### Instructions to follow
Leave out the pictures and return every entry exactly as it appears.

######

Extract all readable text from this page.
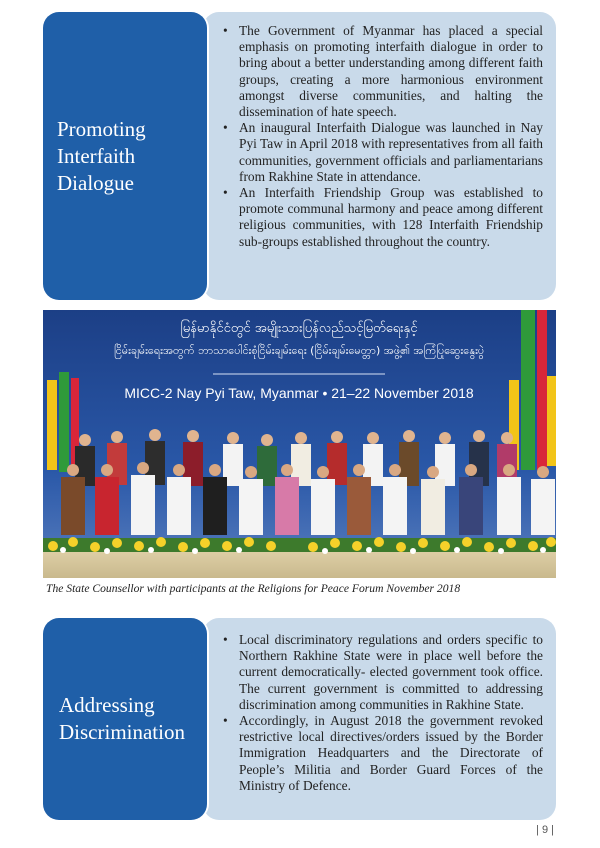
Promoting
Interfaith
Dialogue
• The Government of Myanmar has placed a special emphasis on promoting interfaith dialogue in order to bring about a better understanding among different faith groups, creating a more harmonious environment amongst diverse communities, and halting the dissemination of hate speech.
• An inaugural Interfaith Dialogue was launched in Nay Pyi Taw in April 2018 with representatives from all faith communities, government officials and parliamentarians from Rakhine State in attendance.
• An Interfaith Friendship Group was established to promote communal harmony and peace among different religious communities, with 128 Interfaith Friendship sub-groups established throughout the country.
မြန်မာနိုင်ငံတွင် အမျိုးသားပြန်လည်သင့်မြတ်ရေးနှင့်
ငြိမ်းချမ်းရေးအတွက် ဘာသာပေါင်းစုံငြိမ်းချမ်းရေး (ငြိမ်းချမ်းမေတ္တာ) အဖွဲ့၏ အကြံပြုဆွေးနွေးပွဲ
MICC-2 Nay Pyi Taw, Myanmar • 21–22 November 2018
The State Counsellor with participants at the Religions for Peace Forum November 2018
Addressing
Discrimination
• Local discriminatory regulations and orders specific to Northern Rakhine State were in place well before the current democratically- elected government took office. The current government is committed to addressing discrimination among communities in Rakhine State.
• Accordingly, in August 2018 the government revoked restrictive local directives/orders issued by the Border Immigration Headquarters and the Directorate of People’s Militia and Border Guard Forces of the Ministry of Defence.
| 9 |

######

### Written solution
Extract all readable text from this page.
Promoting
Interfaith
Dialogue
• The Government of Myanmar has placed a special emphasis on promoting interfaith dialogue in order to bring about a better understanding among different faith groups, creating a more harmonious environment amongst diverse communities, and halting the dissemination of hate speech.
• An inaugural Interfaith Dialogue was launched in Nay Pyi Taw in April 2018 with representatives from all faith communities, government officials and parliamentarians from Rakhine State in attendance.
• An Interfaith Friendship Group was established to promote communal harmony and peace among different religious communities, with 128 Interfaith Friendship sub-groups established throughout the country.
မြန်မာနိုင်ငံတွင် အမျိုးသားပြန်လည်သင့်မြတ်ရေးနှင့်
ငြိမ်းချမ်းရေးအတွက် ဘာသာပေါင်းစုံငြိမ်းချမ်းရေး (ငြိမ်းချမ်းမေတ္တာ) အဖွဲ့၏ အကြံပြုဆွေးနွေးပွဲ
MICC-2 Nay Pyi Taw, Myanmar • 21–22 November 2018
The State Counsellor with participants at the Religions for Peace Forum November 2018
Addressing
Discrimination
• Local discriminatory regulations and orders specific to Northern Rakhine State were in place well before the current democratically- elected government took office. The current government is committed to addressing discrimination among communities in Rakhine State.
• Accordingly, in August 2018 the government revoked restrictive local directives/orders issued by the Border Immigration Headquarters and the Directorate of People’s Militia and Border Guard Forces of the Ministry of Defence.
| 9 |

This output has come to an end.